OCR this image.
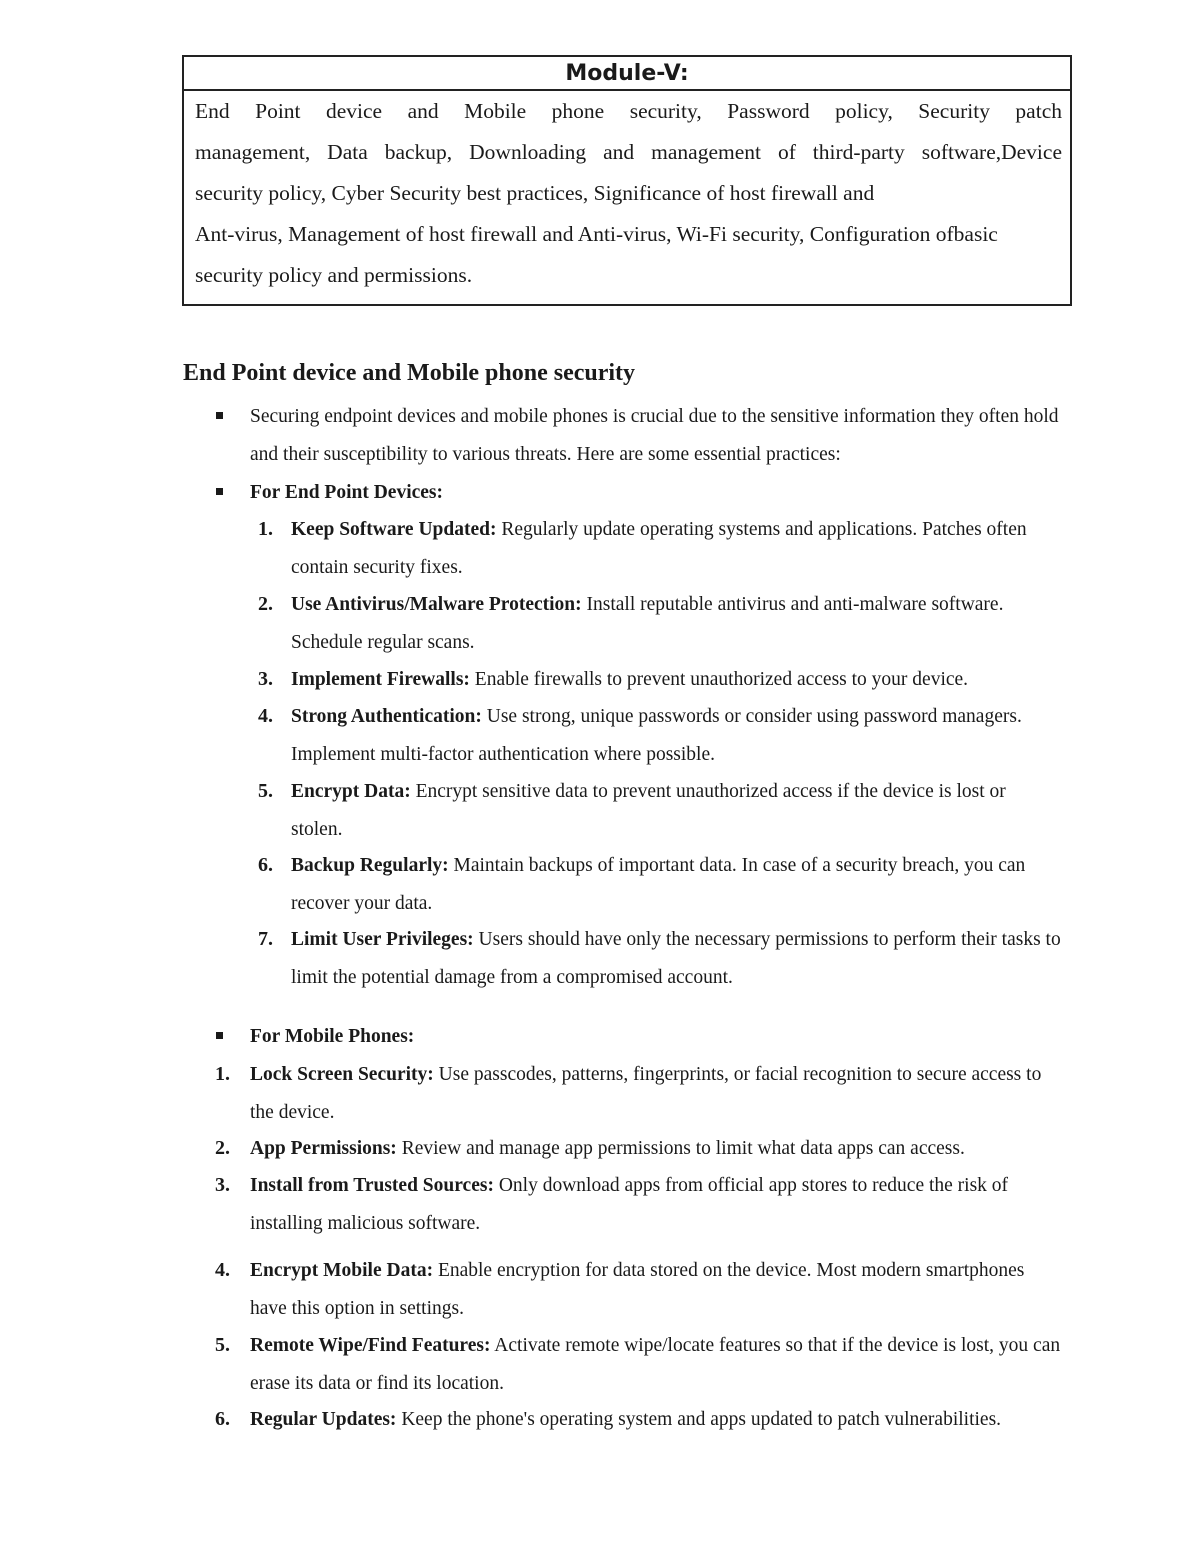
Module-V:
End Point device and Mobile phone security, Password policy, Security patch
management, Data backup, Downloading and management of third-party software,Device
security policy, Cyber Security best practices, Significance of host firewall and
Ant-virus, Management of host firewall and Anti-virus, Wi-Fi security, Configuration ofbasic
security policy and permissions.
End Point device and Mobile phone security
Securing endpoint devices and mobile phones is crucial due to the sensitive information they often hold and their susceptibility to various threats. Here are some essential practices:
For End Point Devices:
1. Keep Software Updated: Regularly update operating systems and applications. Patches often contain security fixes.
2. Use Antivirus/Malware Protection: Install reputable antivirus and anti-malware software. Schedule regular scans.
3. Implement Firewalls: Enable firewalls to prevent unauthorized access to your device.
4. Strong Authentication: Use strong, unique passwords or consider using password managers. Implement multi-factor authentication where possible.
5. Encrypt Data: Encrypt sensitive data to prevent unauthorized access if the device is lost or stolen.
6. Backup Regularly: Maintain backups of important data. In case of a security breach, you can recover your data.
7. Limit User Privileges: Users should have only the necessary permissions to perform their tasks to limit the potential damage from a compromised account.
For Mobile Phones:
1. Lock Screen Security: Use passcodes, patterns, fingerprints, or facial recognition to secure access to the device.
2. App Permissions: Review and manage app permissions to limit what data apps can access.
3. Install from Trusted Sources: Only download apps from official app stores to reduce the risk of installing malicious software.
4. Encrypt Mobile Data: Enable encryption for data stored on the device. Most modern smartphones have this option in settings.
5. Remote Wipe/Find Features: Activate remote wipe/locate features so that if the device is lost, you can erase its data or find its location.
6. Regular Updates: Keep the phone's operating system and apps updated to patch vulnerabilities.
---
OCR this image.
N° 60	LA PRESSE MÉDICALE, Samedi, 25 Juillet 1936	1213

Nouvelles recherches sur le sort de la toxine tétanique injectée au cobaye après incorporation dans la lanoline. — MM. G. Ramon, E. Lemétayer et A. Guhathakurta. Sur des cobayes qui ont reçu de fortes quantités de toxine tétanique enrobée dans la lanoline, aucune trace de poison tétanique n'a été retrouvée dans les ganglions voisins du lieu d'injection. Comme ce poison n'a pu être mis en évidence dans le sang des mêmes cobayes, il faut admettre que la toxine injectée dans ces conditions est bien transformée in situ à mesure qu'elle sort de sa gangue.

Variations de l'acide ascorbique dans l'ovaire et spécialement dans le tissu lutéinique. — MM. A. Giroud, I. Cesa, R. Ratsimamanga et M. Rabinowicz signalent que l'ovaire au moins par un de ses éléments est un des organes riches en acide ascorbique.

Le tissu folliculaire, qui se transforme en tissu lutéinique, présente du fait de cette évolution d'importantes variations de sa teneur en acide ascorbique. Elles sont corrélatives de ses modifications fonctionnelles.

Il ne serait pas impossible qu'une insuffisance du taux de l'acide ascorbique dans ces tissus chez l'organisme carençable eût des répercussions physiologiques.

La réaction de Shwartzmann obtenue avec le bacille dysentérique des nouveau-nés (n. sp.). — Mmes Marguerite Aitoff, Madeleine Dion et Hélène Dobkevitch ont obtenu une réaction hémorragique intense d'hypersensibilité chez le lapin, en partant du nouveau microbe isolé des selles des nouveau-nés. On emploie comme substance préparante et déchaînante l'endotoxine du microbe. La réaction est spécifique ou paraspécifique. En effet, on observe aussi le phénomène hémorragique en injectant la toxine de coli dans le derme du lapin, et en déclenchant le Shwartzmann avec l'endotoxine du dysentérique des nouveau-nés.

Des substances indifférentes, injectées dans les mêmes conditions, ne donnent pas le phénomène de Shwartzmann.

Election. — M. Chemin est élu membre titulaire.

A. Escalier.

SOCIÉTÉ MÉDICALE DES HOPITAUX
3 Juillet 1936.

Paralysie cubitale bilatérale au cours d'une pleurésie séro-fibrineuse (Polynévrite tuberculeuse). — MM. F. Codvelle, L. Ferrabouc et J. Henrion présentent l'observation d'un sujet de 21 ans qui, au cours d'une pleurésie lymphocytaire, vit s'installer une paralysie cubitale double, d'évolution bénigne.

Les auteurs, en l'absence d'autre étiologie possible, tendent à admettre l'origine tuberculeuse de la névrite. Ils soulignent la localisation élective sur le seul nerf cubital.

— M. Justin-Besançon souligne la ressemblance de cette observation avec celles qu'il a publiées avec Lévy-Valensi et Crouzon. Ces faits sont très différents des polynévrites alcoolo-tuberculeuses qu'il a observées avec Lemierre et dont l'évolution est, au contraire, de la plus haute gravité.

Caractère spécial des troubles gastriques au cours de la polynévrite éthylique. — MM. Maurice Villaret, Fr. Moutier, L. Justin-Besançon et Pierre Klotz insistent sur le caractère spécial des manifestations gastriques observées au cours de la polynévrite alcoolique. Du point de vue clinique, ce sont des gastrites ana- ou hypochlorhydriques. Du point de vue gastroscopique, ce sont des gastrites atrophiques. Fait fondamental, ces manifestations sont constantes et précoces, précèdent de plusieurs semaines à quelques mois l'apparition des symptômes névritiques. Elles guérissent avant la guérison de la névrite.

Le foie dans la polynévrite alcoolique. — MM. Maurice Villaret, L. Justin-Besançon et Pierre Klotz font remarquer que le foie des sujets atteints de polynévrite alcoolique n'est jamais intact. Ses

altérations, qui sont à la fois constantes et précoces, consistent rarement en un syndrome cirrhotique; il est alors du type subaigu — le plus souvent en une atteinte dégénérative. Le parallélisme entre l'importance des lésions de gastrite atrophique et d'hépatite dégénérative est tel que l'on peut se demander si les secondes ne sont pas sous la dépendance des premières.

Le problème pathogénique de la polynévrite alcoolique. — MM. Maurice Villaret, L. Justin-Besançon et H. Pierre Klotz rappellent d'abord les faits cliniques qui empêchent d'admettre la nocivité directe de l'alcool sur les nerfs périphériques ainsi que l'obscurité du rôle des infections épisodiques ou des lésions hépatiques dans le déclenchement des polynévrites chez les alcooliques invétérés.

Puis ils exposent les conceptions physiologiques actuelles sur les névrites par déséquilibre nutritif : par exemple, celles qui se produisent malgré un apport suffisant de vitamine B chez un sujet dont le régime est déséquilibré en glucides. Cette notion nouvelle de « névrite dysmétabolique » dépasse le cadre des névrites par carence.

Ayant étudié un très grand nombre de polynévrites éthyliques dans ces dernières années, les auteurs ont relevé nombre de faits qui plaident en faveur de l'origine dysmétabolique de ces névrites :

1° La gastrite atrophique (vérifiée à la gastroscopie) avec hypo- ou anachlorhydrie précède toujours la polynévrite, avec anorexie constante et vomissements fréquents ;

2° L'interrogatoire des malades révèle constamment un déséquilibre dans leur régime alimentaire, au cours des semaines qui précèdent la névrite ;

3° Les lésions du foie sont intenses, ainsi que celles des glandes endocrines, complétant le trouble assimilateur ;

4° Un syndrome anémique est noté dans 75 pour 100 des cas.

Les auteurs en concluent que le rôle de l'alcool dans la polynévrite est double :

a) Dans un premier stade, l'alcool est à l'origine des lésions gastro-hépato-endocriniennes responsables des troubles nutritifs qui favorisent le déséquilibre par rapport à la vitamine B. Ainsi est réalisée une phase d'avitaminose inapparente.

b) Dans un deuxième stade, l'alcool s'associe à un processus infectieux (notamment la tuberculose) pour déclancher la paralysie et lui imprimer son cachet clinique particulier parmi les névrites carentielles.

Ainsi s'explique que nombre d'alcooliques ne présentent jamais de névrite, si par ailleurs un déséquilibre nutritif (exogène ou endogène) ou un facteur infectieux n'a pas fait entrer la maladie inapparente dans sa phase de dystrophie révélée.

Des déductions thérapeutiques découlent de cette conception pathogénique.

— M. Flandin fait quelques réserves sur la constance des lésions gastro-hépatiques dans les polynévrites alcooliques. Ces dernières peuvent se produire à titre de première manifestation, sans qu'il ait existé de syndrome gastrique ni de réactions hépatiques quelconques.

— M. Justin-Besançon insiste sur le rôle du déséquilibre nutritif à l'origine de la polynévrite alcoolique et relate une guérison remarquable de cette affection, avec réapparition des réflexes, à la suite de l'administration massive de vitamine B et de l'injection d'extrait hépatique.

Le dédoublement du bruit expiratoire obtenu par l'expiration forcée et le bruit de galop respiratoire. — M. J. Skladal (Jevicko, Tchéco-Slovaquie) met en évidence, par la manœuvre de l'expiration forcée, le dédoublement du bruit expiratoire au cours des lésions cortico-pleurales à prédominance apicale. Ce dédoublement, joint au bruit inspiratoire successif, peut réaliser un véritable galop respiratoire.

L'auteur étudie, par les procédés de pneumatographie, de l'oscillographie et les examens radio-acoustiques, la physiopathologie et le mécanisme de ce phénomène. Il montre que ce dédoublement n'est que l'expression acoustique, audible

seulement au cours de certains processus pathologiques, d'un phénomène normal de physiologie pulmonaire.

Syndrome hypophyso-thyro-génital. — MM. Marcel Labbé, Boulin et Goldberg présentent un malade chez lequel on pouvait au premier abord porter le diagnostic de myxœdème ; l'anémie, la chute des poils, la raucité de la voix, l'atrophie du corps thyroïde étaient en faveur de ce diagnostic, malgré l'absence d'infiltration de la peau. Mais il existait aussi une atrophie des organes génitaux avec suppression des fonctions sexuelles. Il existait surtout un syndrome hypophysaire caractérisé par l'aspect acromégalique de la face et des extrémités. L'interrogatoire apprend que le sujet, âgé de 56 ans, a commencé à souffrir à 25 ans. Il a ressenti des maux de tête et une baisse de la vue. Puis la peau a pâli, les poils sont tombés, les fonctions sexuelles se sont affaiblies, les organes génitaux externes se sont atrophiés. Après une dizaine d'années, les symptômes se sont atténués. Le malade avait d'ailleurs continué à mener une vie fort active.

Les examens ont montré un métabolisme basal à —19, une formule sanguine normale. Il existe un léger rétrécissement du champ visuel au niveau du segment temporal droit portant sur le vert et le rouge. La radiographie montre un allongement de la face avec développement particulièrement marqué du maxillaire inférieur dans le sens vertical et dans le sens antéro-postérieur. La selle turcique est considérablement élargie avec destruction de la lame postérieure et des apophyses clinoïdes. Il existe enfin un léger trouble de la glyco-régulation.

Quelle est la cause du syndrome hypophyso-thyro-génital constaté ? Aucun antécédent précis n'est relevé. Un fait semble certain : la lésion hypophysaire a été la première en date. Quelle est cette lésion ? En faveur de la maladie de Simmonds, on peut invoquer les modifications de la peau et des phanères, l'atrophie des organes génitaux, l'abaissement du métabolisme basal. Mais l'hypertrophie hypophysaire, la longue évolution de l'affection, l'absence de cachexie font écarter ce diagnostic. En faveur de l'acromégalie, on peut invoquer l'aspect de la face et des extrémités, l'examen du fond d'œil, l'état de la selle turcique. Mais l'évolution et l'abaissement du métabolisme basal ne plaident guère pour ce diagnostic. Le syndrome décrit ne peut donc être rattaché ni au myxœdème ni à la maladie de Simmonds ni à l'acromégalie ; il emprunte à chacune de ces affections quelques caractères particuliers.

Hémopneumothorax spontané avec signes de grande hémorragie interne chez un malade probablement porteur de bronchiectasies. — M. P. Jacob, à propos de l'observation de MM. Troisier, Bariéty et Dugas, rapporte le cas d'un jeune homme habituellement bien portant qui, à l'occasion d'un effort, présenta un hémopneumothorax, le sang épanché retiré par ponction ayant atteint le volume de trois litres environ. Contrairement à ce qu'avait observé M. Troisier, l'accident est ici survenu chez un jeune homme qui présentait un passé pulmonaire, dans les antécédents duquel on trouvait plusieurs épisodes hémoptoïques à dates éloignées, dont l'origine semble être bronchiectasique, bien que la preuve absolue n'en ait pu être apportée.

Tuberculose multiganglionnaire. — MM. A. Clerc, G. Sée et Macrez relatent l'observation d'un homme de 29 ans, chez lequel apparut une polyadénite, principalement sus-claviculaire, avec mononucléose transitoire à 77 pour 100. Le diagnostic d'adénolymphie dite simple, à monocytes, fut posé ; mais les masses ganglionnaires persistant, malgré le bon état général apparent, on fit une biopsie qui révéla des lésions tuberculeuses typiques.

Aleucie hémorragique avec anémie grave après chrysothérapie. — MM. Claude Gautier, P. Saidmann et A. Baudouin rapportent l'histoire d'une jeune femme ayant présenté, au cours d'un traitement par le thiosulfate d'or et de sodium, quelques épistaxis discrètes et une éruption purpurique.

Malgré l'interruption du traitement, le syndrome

### Task goal
Each line of the data that holds "interrogatoire" should be reported.

### The completed task
2° L'interrogatoire des malades révèle constamment un déséquilibre dans leur régime alimentaire, au cours des semaines qui précèdent la névrite ;
Syndrome hypophyso-thyro-génital. — MM. Marcel Labbé, Boulin et Goldberg présentent un malade chez lequel on pouvait au premier abord porter le diagnostic de myxœdème ; l'anémie, la chute des poils, la raucité de la voix, l'atrophie du corps thyroïde étaient en faveur de ce diagnostic, malgré l'absence d'infiltration de la peau. Mais il existait aussi une atrophie des organes génitaux avec suppression des fonctions sexuelles. Il existait surtout un syndrome hypophysaire caractérisé par l'aspect acromégalique de la face et des extrémités. L'interrogatoire apprend que le sujet, âgé de 56 ans, a commencé à souffrir à 25 ans. Il a ressenti des maux de tête et une baisse de la vue. Puis la peau a pâli, les poils sont tombés, les fonctions sexuelles se sont affaiblies, les organes génitaux externes se sont atrophiés. Après une dizaine d'années, les symptômes se sont atténués. Le malade avait d'ailleurs continué à mener une vie fort active.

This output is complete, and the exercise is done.